Exercise details:
The lines to extract begin at the line that contains "Read all visible content and emit it as JSON." and run through the last line of the listing; reproduce them exactly, minus any pictures.

Given records:

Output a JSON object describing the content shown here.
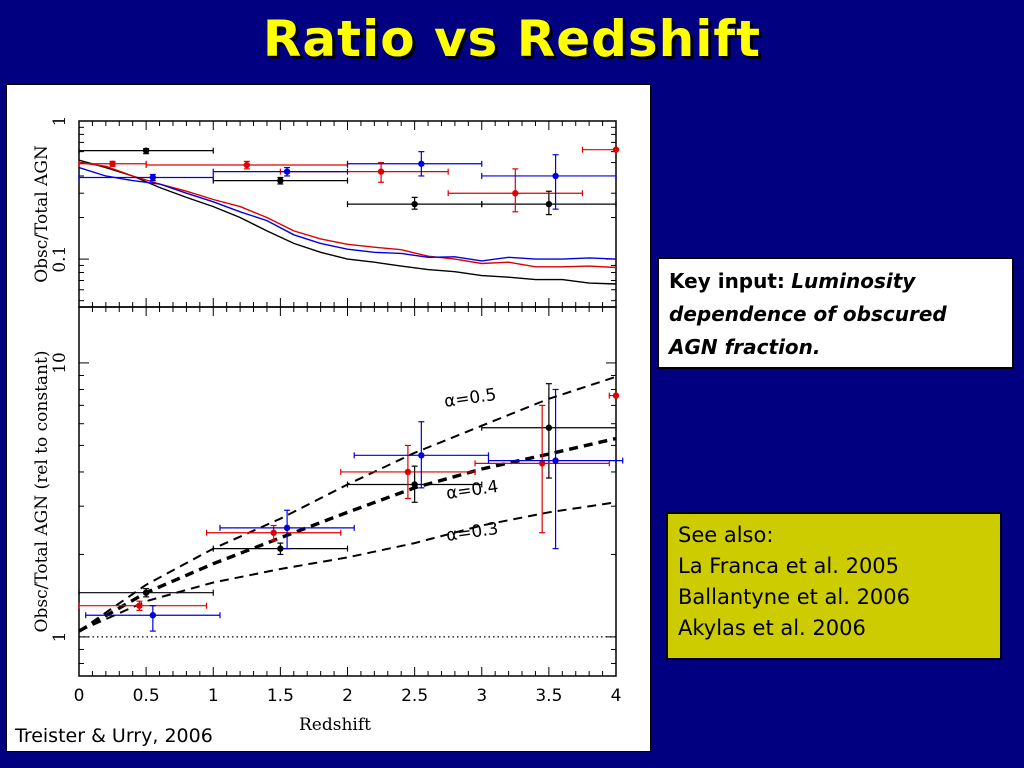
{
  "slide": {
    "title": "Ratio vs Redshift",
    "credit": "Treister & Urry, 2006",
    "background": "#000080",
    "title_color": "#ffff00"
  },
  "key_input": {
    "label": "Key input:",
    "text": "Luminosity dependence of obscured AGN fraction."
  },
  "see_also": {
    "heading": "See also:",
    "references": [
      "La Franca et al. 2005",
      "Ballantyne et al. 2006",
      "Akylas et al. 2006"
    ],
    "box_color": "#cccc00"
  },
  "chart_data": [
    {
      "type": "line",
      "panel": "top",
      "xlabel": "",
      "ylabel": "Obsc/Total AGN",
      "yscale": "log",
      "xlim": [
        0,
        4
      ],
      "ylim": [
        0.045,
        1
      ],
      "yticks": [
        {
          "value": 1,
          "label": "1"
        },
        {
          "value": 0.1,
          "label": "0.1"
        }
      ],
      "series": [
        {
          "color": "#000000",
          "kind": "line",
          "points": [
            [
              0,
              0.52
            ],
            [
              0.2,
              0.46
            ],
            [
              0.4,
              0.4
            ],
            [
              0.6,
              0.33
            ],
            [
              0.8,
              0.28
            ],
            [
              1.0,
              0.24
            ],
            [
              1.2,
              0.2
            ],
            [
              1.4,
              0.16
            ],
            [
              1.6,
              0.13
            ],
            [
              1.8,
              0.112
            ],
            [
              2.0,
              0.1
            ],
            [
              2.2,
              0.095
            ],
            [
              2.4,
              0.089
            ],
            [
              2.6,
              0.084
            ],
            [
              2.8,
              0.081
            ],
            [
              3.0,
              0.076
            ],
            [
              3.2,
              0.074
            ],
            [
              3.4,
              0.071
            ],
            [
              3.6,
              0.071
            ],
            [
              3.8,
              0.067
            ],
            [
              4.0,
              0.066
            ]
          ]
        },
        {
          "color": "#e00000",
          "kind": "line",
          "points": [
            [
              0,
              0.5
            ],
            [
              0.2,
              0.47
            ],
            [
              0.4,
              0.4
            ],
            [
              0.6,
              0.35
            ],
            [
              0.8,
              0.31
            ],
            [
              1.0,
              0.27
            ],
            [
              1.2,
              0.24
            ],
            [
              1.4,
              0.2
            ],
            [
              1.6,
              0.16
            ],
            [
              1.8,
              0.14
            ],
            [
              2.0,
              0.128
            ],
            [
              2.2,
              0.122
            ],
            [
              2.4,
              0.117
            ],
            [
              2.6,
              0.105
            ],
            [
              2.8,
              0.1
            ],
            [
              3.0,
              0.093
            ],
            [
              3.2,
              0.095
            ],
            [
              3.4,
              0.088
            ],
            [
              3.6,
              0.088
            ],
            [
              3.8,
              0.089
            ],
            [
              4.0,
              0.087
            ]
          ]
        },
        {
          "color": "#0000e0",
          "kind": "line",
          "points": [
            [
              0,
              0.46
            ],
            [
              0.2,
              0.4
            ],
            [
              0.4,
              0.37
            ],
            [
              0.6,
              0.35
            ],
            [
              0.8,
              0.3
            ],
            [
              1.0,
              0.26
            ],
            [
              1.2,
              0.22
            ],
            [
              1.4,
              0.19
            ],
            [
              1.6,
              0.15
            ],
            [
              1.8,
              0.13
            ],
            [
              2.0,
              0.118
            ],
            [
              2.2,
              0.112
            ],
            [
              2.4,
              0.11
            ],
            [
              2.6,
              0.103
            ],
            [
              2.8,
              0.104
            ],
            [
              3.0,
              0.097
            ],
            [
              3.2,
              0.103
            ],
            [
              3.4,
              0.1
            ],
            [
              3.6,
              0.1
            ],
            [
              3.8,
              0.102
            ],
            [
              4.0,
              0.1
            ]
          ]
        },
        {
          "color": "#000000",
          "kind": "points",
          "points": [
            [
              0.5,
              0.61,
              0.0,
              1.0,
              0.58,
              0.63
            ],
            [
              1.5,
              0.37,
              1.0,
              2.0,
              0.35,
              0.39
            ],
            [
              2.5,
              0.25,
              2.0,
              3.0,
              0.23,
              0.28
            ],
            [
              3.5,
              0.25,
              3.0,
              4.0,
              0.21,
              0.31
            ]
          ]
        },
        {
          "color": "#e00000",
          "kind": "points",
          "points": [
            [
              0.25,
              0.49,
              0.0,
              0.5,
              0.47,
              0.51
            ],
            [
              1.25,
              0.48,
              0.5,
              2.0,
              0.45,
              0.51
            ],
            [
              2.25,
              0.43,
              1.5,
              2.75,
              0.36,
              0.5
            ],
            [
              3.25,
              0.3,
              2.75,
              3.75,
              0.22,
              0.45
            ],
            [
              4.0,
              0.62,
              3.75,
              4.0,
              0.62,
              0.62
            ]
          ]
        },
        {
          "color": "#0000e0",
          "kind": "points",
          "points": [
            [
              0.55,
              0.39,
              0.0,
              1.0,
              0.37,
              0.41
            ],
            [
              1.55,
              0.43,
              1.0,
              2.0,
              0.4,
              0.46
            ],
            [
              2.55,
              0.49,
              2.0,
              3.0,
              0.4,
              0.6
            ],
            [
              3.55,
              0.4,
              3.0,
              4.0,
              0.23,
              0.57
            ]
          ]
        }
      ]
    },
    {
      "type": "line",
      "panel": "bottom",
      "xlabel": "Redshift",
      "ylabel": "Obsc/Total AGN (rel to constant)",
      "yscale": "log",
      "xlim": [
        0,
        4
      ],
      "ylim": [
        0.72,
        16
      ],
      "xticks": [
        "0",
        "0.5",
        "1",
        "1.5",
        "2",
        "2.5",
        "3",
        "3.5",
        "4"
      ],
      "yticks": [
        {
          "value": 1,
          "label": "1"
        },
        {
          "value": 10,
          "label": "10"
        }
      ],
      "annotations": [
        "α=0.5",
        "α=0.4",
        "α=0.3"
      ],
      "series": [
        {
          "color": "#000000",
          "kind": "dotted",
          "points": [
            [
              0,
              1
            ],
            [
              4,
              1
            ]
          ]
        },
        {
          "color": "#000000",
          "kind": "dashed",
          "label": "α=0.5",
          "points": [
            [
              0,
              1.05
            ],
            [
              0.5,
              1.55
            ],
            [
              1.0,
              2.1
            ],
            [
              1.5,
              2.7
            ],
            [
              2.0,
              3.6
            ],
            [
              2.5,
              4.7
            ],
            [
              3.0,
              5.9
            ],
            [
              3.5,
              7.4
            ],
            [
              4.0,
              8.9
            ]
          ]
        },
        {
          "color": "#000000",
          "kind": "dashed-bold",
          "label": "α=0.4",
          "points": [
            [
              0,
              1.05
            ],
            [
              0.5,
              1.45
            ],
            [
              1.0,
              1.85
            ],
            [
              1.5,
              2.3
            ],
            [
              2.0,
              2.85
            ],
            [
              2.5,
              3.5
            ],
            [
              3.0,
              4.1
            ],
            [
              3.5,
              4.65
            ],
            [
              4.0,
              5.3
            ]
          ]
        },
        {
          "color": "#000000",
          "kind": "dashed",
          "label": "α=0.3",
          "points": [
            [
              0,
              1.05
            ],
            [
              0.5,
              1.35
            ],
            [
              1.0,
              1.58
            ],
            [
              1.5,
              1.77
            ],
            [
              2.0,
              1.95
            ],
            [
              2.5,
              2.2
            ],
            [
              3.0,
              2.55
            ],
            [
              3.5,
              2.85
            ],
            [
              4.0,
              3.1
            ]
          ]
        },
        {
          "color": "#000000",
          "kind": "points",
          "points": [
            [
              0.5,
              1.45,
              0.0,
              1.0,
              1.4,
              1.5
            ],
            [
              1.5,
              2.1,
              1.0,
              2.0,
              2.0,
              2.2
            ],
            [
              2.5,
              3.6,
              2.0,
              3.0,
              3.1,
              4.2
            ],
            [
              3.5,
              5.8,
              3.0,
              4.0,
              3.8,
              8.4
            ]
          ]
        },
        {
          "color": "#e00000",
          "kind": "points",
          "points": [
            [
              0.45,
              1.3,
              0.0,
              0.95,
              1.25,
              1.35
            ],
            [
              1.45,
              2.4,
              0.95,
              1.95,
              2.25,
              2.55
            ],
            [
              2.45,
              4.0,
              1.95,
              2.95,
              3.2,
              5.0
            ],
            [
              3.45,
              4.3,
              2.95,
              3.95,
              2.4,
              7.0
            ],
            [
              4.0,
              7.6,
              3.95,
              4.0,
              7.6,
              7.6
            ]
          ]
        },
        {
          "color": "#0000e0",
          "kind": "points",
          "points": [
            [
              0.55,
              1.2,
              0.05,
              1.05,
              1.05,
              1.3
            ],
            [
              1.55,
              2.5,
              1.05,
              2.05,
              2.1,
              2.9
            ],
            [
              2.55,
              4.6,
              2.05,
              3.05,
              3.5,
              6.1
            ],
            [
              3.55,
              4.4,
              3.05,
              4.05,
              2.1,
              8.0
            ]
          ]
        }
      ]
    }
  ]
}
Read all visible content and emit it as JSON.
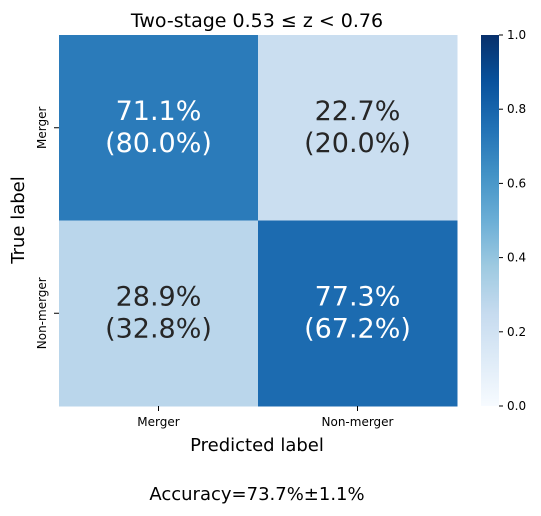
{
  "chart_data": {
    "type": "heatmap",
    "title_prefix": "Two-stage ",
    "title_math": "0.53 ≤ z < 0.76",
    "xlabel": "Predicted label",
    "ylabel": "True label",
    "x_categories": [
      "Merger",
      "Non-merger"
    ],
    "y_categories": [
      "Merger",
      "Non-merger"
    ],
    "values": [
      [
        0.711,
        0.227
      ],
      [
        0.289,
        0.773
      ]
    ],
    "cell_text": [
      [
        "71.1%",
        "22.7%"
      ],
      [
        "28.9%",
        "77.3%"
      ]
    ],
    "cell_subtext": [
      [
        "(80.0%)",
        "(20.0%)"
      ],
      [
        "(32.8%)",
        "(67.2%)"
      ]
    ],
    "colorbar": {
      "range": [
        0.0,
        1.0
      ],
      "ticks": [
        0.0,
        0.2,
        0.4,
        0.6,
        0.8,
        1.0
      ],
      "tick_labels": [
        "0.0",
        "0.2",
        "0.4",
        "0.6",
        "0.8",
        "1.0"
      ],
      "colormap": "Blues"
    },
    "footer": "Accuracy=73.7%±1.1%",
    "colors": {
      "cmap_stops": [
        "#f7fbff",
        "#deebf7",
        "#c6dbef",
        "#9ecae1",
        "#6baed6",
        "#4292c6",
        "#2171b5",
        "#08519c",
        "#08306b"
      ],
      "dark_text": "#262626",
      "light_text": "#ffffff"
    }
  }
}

Output below:
Read all visible content and emit it as JSON.
{
  "chart_data": {
    "type": "heatmap",
    "title_prefix": "Two-stage ",
    "title_math": "0.53 ≤ z < 0.76",
    "xlabel": "Predicted label",
    "ylabel": "True label",
    "x_categories": [
      "Merger",
      "Non-merger"
    ],
    "y_categories": [
      "Merger",
      "Non-merger"
    ],
    "values": [
      [
        0.711,
        0.227
      ],
      [
        0.289,
        0.773
      ]
    ],
    "cell_text": [
      [
        "71.1%",
        "22.7%"
      ],
      [
        "28.9%",
        "77.3%"
      ]
    ],
    "cell_subtext": [
      [
        "(80.0%)",
        "(20.0%)"
      ],
      [
        "(32.8%)",
        "(67.2%)"
      ]
    ],
    "colorbar": {
      "range": [
        0.0,
        1.0
      ],
      "ticks": [
        0.0,
        0.2,
        0.4,
        0.6,
        0.8,
        1.0
      ],
      "tick_labels": [
        "0.0",
        "0.2",
        "0.4",
        "0.6",
        "0.8",
        "1.0"
      ],
      "colormap": "Blues"
    },
    "footer": "Accuracy=73.7%±1.1%",
    "colors": {
      "cmap_stops": [
        "#f7fbff",
        "#deebf7",
        "#c6dbef",
        "#9ecae1",
        "#6baed6",
        "#4292c6",
        "#2171b5",
        "#08519c",
        "#08306b"
      ],
      "dark_text": "#262626",
      "light_text": "#ffffff"
    }
  }
}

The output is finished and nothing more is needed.